* [STATED GOAL] Gather the lines below that include the string "中心城市", copying each in full.

* [LISTED ENTRIES]

------------

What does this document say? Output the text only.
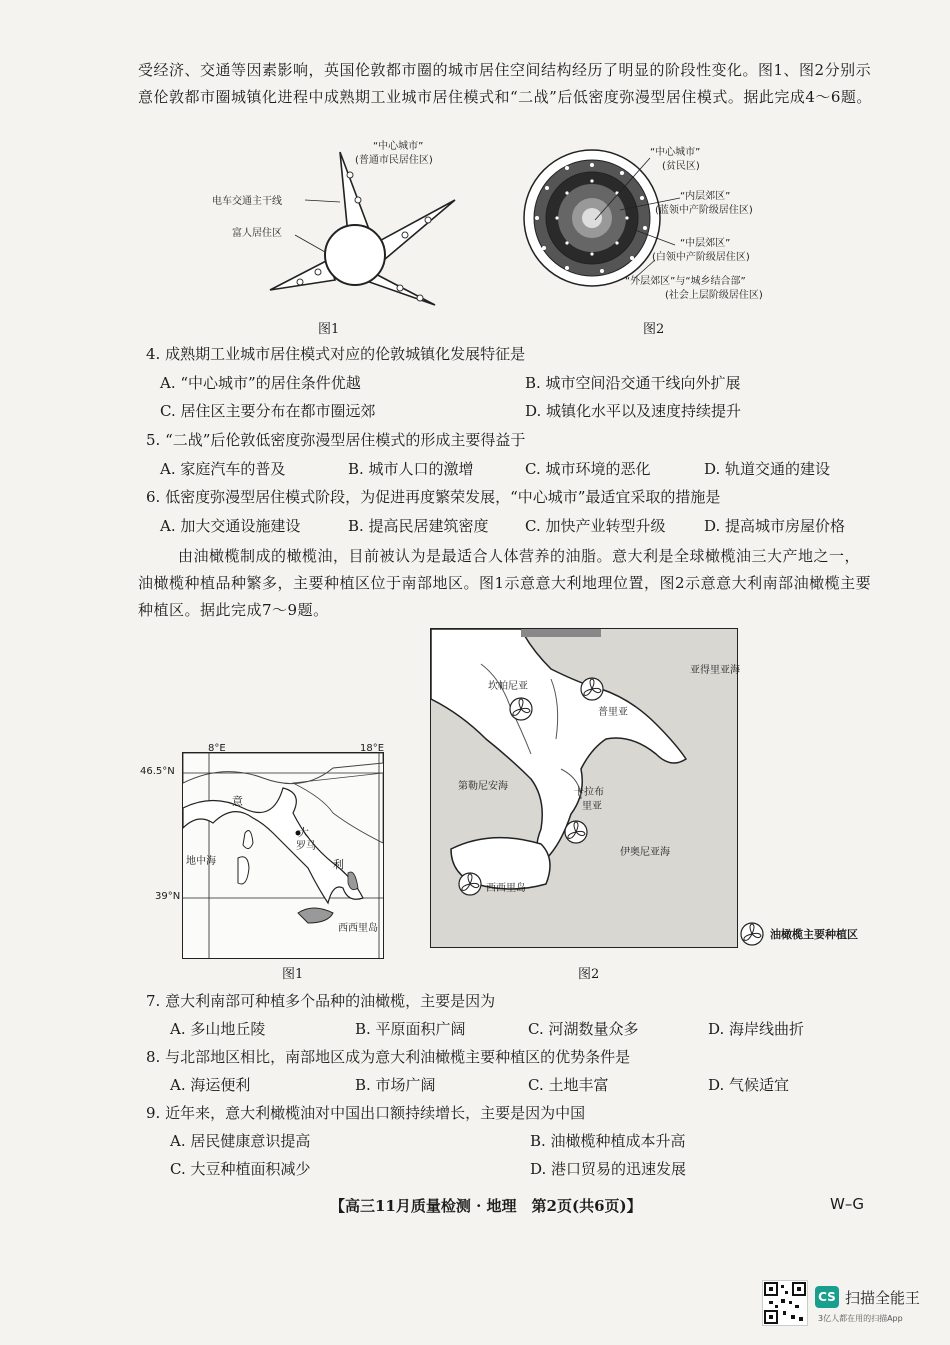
受经济、交通等因素影响，英国伦敦都市圈的城市居住空间结构经历了明显的阶段性变化。图1、图2分别示意伦敦都市圈城镇化进程中成熟期工业城市居住模式和“二战”后低密度弥漫型居住模式。据此完成4～6题。
“中心城市”
(普通市民居住区)
电车交通主干线
富人居住区
图1
“中心城市”
(贫民区)
“内层郊区”
(蓝领中产阶级居住区)
“中层郊区”
(白领中产阶级居住区)
“外层郊区”与“城乡结合部”
(社会上层阶级居住区)
图2
4. 成熟期工业城市居住模式对应的伦敦城镇化发展特征是
A. “中心城市”的居住条件优越	B. 城市空间沿交通干线向外扩展
C. 居住区主要分布在都市圈远郊	D. 城镇化水平以及速度持续提升
5. “二战”后伦敦低密度弥漫型居住模式的形成主要得益于
A. 家庭汽车的普及	B. 城市人口的激增	C. 城市环境的恶化	D. 轨道交通的建设
6. 低密度弥漫型居住模式阶段，为促进再度繁荣发展，“中心城市”最适宜采取的措施是
A. 加大交通设施建设	B. 提高民居建筑密度 C. 加快产业转型升级	D. 提高城市房屋价格
由油橄榄制成的橄榄油，目前被认为是最适合人体营养的油脂。意大利是全球橄榄油三大产地之一，油橄榄种植品种繁多，主要种植区位于南部地区。图1示意意大利地理位置，图2示意意大利南部油橄榄主要种植区。据此完成7～9题。
8°E	18°E
46.5°N
39°N
意
大
罗马
利
地中海
西西里岛
图1
亚得里亚海
第勒尼安海
伊奥尼亚海
坎帕尼亚
普里亚
卡拉布
里亚
西西里岛
油橄榄主要种植区
图2
7. 意大利南部可种植多个品种的油橄榄，主要是因为
A. 多山地丘陵	B. 平原面积广阔	C. 河湖数量众多	D. 海岸线曲折
8. 与北部地区相比，南部地区成为意大利油橄榄主要种植区的优势条件是
A. 海运便利	B. 市场广阔	C. 土地丰富	D. 气候适宜
9. 近年来，意大利橄榄油对中国出口额持续增长，主要是因为中国
A. 居民健康意识提高	B. 油橄榄种植成本升高
C. 大豆种植面积减少	D. 港口贸易的迅速发展
【高三11月质量检测 · 地理　第2页(共6页)】	W–G
CS 扫描全能王
3亿人都在用的扫描App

------------

* [EXERCISE RESPONSE]
“中心城市”
“中心城市”
A. “中心城市”的居住条件优越	B. 城市空间沿交通干线向外扩展
6. 低密度弥漫型居住模式阶段，为促进再度繁荣发展，“中心城市”最适宜采取的措施是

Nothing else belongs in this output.